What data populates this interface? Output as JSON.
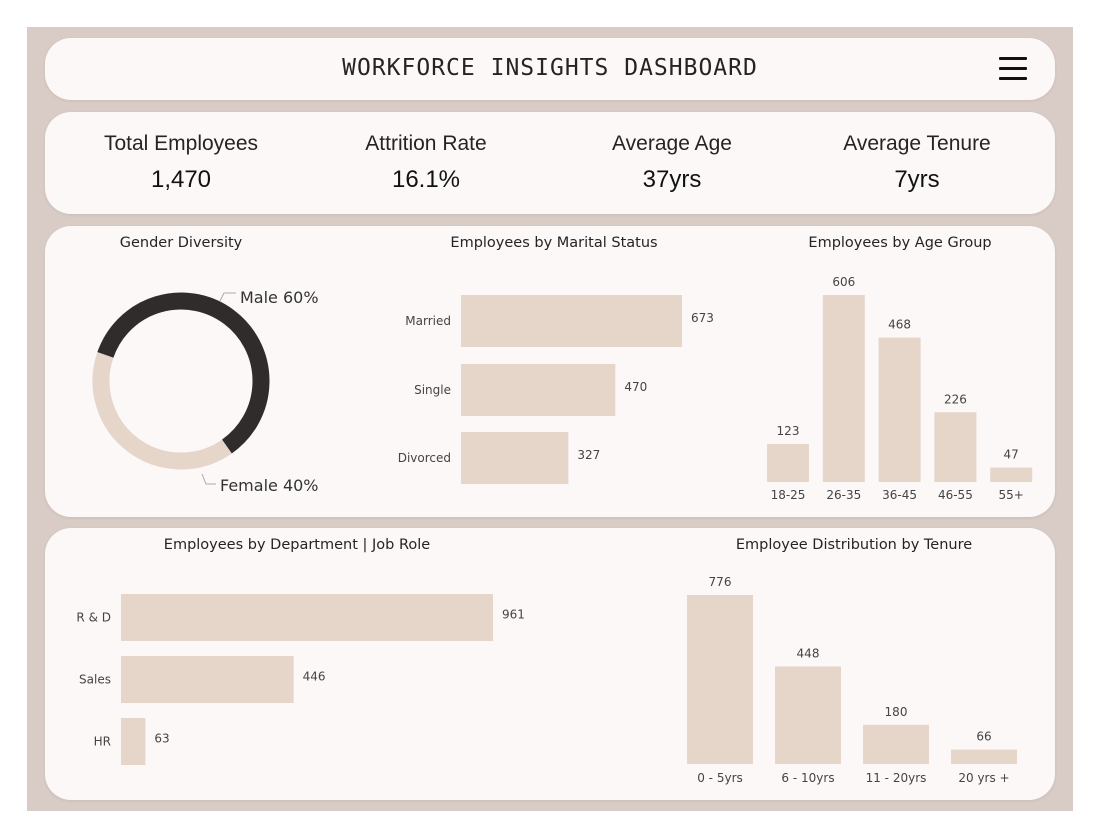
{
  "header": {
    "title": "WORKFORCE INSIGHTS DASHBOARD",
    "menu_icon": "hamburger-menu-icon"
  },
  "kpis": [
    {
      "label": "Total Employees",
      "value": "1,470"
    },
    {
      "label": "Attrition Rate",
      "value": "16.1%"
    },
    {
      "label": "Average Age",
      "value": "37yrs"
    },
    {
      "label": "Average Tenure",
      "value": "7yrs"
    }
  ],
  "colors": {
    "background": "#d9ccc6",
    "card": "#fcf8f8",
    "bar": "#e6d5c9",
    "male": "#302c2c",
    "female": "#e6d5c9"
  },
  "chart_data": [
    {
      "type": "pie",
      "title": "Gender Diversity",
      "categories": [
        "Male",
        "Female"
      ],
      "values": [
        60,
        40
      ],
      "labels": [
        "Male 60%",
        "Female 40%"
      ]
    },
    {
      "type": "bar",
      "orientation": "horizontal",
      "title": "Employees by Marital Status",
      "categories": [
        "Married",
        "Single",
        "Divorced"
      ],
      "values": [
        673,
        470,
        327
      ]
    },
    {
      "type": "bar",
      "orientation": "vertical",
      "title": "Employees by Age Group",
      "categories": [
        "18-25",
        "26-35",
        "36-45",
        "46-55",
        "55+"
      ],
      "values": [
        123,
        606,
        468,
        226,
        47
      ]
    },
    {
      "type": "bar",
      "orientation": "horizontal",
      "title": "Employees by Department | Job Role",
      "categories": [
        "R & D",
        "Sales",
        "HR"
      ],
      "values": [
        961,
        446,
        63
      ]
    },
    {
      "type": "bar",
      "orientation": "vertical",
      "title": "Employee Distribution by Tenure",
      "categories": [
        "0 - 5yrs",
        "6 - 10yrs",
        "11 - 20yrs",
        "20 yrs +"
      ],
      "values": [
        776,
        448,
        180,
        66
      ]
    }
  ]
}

--

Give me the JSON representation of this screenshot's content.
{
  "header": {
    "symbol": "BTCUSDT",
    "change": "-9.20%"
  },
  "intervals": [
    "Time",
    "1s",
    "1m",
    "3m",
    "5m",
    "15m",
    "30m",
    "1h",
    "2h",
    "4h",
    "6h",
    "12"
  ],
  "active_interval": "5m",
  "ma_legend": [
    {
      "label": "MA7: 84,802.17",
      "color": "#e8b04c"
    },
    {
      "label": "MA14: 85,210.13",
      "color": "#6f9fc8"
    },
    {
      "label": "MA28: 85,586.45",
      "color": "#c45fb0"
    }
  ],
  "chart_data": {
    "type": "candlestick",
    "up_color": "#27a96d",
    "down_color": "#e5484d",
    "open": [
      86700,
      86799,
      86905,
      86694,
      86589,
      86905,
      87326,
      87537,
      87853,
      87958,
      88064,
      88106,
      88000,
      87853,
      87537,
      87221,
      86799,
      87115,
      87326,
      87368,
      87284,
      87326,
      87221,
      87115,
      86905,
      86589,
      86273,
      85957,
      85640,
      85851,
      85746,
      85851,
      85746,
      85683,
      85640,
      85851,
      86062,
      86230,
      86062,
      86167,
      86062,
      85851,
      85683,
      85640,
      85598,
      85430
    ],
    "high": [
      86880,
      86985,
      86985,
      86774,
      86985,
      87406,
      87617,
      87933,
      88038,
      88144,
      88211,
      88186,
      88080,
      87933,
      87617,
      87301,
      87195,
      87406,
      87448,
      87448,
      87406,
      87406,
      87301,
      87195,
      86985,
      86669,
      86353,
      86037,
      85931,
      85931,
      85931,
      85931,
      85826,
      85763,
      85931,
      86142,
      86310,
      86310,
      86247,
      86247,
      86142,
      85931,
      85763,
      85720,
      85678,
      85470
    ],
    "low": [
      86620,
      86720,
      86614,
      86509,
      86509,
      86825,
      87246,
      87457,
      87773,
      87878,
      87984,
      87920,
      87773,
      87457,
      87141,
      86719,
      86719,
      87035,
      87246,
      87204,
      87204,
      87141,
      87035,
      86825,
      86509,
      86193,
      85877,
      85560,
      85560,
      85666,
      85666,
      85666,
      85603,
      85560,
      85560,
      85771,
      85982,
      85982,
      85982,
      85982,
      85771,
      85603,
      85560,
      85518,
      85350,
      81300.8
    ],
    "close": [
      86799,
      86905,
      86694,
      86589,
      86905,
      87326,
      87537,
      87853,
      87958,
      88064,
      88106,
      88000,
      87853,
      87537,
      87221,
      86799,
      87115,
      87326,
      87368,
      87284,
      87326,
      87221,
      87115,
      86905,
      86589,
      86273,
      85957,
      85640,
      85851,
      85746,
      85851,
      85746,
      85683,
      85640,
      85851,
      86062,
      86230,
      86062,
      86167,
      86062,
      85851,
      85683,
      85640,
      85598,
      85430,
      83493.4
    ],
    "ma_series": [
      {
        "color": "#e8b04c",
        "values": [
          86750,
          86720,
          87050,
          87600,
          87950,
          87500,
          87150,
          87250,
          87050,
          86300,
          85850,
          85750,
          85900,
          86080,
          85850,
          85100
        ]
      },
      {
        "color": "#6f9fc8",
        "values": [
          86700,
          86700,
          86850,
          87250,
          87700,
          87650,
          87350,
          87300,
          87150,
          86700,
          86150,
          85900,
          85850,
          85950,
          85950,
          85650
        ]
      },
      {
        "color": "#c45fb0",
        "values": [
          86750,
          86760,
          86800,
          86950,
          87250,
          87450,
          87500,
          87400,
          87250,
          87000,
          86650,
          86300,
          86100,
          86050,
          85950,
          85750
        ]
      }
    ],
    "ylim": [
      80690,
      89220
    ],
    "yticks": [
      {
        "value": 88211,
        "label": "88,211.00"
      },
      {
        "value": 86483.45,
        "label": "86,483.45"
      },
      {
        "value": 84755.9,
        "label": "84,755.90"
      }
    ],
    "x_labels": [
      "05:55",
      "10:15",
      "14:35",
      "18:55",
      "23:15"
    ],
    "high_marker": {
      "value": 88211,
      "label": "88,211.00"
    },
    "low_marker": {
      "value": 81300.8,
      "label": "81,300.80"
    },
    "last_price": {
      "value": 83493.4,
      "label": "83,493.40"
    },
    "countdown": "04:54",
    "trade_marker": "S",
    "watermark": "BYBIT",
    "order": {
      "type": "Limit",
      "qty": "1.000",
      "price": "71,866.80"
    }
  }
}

TASK TO CARRY OUT: Pull out all lines from the entries above that include the word "this".

OUTPUT OF THE EXERCISE:
What data populates this interface? Output as JSON.
Give me the JSON representation of this screenshot's content.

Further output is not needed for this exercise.